Written task: Collect the lines of the entries where "имущества" shows up.

☆ ☆ ☆ ☆ ☆ ☆ ☆

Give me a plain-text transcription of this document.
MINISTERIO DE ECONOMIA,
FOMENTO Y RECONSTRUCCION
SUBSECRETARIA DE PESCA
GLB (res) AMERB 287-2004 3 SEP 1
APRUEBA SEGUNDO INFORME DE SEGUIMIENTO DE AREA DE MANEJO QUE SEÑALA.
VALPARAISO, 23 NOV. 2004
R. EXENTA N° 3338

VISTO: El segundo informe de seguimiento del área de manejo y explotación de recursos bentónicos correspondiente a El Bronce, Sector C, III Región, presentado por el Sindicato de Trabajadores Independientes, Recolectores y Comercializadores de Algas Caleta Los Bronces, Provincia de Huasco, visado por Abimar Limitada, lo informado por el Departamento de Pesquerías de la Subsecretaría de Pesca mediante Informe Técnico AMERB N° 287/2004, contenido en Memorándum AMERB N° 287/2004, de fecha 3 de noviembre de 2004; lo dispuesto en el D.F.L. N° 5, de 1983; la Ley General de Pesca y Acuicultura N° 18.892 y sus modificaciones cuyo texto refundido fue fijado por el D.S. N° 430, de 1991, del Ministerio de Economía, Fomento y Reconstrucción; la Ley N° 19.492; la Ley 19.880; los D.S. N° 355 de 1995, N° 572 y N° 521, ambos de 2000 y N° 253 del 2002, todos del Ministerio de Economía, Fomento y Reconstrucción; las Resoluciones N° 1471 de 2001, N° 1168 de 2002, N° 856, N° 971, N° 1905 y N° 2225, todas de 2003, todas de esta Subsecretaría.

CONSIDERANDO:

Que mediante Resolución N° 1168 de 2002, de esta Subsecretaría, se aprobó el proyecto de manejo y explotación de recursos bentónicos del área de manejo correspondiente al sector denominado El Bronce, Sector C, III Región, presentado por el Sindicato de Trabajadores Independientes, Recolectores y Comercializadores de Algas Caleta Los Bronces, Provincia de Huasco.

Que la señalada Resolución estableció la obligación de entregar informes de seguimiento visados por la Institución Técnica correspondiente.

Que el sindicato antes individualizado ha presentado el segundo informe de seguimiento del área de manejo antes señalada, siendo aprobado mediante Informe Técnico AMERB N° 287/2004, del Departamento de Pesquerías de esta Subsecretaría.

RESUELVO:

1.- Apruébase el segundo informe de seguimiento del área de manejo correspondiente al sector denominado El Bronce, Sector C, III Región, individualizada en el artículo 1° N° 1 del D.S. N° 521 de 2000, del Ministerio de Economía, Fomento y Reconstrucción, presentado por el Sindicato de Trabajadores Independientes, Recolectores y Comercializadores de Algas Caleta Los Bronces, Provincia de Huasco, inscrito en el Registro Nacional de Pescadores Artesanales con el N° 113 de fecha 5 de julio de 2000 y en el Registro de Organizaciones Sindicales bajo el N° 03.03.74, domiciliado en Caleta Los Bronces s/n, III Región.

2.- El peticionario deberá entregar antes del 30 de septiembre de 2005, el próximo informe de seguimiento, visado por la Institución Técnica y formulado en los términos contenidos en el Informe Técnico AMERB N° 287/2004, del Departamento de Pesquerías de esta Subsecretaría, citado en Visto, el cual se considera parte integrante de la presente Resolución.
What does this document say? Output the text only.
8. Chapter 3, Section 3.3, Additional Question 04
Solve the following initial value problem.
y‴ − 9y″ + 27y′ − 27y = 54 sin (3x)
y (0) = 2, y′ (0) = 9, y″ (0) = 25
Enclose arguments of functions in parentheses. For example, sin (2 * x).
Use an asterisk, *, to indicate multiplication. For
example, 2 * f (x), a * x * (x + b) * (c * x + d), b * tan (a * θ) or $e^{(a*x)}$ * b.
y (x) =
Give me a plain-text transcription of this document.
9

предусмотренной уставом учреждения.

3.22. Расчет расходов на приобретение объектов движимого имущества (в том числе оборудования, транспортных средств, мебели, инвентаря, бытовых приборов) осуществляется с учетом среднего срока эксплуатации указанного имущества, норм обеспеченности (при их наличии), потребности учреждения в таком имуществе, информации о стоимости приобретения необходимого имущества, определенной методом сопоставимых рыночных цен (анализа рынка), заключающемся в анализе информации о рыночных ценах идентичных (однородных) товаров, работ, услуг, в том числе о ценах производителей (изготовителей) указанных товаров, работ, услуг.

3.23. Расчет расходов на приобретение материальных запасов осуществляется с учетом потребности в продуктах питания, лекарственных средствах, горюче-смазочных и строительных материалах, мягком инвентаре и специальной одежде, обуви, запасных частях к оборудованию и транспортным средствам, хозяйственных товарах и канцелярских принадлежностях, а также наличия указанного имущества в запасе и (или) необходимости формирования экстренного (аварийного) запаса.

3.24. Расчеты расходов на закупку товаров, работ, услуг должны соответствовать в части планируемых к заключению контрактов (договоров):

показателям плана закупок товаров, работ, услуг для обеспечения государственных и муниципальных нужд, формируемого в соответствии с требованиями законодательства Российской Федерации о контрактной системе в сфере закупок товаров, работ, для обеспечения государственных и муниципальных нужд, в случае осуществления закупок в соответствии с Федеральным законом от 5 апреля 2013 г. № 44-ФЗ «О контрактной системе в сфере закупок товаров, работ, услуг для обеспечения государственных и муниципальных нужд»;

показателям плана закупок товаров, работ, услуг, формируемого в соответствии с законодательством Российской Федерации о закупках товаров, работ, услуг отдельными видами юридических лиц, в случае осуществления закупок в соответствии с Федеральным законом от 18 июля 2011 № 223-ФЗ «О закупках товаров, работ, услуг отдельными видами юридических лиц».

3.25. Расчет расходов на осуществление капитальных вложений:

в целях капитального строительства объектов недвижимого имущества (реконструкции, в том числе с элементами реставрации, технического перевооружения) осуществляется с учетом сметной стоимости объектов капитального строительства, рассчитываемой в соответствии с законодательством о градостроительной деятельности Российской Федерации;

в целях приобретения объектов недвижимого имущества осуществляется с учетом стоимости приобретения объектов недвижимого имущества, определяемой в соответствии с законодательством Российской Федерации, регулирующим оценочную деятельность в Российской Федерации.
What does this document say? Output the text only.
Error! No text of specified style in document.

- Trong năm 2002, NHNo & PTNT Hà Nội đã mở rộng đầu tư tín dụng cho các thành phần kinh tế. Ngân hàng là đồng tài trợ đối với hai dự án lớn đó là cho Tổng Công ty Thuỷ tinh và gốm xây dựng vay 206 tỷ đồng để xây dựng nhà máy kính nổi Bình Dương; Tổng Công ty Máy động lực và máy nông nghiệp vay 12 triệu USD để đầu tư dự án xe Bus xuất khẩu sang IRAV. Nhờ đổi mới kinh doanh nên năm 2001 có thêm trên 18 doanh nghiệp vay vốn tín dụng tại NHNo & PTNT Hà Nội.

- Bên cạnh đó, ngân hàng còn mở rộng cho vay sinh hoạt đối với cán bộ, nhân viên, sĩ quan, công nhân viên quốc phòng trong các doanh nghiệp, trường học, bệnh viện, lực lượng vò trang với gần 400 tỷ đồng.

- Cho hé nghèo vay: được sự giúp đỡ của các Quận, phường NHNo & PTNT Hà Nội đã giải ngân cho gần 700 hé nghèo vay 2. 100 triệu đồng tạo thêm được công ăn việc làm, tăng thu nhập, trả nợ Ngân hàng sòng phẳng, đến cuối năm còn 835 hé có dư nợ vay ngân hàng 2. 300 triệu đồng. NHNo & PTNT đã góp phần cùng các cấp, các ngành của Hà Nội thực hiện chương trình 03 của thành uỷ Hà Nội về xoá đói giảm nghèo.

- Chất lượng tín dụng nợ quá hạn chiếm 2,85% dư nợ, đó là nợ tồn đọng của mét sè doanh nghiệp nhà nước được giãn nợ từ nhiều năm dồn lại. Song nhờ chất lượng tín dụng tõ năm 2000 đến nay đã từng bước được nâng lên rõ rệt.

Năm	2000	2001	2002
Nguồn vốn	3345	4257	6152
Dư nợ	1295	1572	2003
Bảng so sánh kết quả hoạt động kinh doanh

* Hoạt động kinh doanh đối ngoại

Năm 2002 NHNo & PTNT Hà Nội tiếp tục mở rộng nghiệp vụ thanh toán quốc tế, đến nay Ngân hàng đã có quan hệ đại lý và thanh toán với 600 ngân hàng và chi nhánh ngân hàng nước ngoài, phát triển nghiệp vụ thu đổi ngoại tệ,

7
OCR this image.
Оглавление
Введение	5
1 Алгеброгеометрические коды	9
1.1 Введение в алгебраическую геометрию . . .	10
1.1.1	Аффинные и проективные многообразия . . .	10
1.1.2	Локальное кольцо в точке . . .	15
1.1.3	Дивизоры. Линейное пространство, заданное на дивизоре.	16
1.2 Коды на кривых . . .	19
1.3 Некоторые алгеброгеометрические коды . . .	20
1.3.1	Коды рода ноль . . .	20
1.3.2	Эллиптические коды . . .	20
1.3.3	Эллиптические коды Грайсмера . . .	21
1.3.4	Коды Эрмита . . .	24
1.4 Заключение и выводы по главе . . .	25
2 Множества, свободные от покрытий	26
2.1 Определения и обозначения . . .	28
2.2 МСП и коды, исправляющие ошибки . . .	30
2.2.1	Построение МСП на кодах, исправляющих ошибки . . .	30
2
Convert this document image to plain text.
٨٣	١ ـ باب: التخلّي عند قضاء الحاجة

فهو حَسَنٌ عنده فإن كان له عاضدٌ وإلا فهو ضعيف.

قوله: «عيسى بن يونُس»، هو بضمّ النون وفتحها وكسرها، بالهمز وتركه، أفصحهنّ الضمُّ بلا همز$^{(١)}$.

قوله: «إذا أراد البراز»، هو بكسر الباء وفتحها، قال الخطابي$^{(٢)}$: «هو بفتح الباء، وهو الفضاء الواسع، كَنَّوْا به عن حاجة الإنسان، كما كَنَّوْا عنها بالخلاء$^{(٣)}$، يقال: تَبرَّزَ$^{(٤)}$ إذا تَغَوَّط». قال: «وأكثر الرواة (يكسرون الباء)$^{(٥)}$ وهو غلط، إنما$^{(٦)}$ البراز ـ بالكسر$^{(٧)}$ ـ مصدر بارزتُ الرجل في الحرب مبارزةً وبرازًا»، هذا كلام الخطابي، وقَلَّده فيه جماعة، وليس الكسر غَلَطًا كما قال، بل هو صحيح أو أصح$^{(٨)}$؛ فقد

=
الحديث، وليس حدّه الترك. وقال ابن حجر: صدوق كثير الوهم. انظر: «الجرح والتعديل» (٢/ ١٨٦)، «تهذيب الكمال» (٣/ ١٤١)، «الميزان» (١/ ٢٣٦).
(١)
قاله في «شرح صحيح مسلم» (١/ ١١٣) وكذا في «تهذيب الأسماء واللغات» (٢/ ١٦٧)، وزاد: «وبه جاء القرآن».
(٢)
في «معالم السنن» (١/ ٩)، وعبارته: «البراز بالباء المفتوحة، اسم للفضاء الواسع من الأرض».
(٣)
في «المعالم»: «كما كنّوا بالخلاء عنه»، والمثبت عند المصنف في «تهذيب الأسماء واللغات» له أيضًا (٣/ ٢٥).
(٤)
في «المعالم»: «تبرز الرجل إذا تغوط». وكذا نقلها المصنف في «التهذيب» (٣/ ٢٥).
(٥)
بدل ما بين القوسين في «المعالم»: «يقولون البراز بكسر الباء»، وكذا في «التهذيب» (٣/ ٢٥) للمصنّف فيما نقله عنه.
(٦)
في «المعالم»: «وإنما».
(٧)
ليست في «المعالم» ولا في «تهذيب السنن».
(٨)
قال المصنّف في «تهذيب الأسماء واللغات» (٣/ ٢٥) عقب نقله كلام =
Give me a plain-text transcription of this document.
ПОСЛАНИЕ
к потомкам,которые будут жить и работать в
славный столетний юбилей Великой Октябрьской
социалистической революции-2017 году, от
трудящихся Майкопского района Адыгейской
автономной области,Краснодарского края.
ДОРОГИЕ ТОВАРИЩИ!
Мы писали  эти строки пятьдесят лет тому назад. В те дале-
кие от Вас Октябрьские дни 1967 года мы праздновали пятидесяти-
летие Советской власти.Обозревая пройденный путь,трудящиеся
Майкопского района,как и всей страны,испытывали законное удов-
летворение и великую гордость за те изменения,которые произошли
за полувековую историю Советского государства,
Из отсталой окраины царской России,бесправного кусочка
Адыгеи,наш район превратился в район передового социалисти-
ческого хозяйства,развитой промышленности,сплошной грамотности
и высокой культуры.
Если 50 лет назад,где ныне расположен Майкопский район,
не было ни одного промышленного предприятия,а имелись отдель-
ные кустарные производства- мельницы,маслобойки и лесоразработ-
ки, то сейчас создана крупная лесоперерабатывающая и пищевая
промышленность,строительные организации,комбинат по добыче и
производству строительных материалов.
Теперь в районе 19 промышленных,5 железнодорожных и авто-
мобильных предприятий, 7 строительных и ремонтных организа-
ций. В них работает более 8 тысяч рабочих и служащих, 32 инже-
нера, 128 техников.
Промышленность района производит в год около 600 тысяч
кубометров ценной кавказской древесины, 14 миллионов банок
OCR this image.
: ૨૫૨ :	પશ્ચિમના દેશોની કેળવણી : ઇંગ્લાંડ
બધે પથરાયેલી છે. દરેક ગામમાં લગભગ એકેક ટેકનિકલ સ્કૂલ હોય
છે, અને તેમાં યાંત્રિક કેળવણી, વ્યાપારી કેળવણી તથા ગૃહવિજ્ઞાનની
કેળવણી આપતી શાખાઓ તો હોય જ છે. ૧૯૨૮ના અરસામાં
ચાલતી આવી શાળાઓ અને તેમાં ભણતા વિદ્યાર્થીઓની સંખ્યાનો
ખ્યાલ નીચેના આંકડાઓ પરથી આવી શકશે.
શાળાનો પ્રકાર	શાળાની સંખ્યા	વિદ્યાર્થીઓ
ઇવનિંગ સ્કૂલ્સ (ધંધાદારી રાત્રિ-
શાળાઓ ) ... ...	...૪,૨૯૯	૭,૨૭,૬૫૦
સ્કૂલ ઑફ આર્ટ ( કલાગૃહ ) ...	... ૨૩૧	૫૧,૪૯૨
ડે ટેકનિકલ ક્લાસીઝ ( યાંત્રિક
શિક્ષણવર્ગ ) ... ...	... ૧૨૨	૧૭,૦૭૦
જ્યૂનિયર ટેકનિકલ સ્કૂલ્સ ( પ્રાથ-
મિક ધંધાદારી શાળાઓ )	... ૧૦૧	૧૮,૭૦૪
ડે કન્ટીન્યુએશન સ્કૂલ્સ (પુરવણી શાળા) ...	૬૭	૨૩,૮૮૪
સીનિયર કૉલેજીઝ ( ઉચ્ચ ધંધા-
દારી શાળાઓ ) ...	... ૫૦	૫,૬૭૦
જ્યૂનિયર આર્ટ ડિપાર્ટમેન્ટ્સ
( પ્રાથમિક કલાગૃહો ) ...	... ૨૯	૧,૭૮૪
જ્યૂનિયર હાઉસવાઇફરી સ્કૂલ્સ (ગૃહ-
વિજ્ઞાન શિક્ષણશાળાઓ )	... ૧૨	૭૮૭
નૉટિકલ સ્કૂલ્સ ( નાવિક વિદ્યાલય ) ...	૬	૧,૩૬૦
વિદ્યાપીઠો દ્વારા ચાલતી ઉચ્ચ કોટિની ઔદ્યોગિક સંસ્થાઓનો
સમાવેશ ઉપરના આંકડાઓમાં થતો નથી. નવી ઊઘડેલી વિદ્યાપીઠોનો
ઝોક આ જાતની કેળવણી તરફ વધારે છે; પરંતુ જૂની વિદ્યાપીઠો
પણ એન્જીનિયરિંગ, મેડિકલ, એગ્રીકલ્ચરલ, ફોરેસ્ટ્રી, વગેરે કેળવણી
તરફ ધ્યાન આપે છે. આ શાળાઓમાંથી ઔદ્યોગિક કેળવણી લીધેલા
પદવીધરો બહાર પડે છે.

☆ ☆ ☆ ☆ ☆ ☆ ☆

Right answer:
3.22. Расчет расходов на приобретение объектов движимого имущества (в том числе оборудования, транспортных средств, мебели, инвентаря, бытовых приборов) осуществляется с учетом среднего срока эксплуатации указанного имущества, норм обеспеченности (при их наличии), потребности учреждения в таком имуществе, информации о стоимости приобретения необходимого имущества, определенной методом сопоставимых рыночных цен (анализа рынка), заключающемся в анализе информации о рыночных ценах идентичных (однородных) товаров, работ, услуг, в том числе о ценах производителей (изготовителей) указанных товаров, работ, услуг.
3.23. Расчет расходов на приобретение материальных запасов осуществляется с учетом потребности в продуктах питания, лекарственных средствах, горюче-смазочных и строительных материалах, мягком инвентаре и специальной одежде, обуви, запасных частях к оборудованию и транспортным средствам, хозяйственных товарах и канцелярских принадлежностях, а также наличия указанного имущества в запасе и (или) необходимости формирования экстренного (аварийного) запаса.
в целях капитального строительства объектов недвижимого имущества (реконструкции, в том числе с элементами реставрации, технического перевооружения) осуществляется с учетом сметной стоимости объектов капитального строительства, рассчитываемой в соответствии с законодательством о градостроительной деятельности Российской Федерации;
в целях приобретения объектов недвижимого имущества осуществляется с учетом стоимости приобретения объектов недвижимого имущества, определяемой в соответствии с законодательством Российской Федерации, регулирующим оценочную деятельность в Российской Федерации.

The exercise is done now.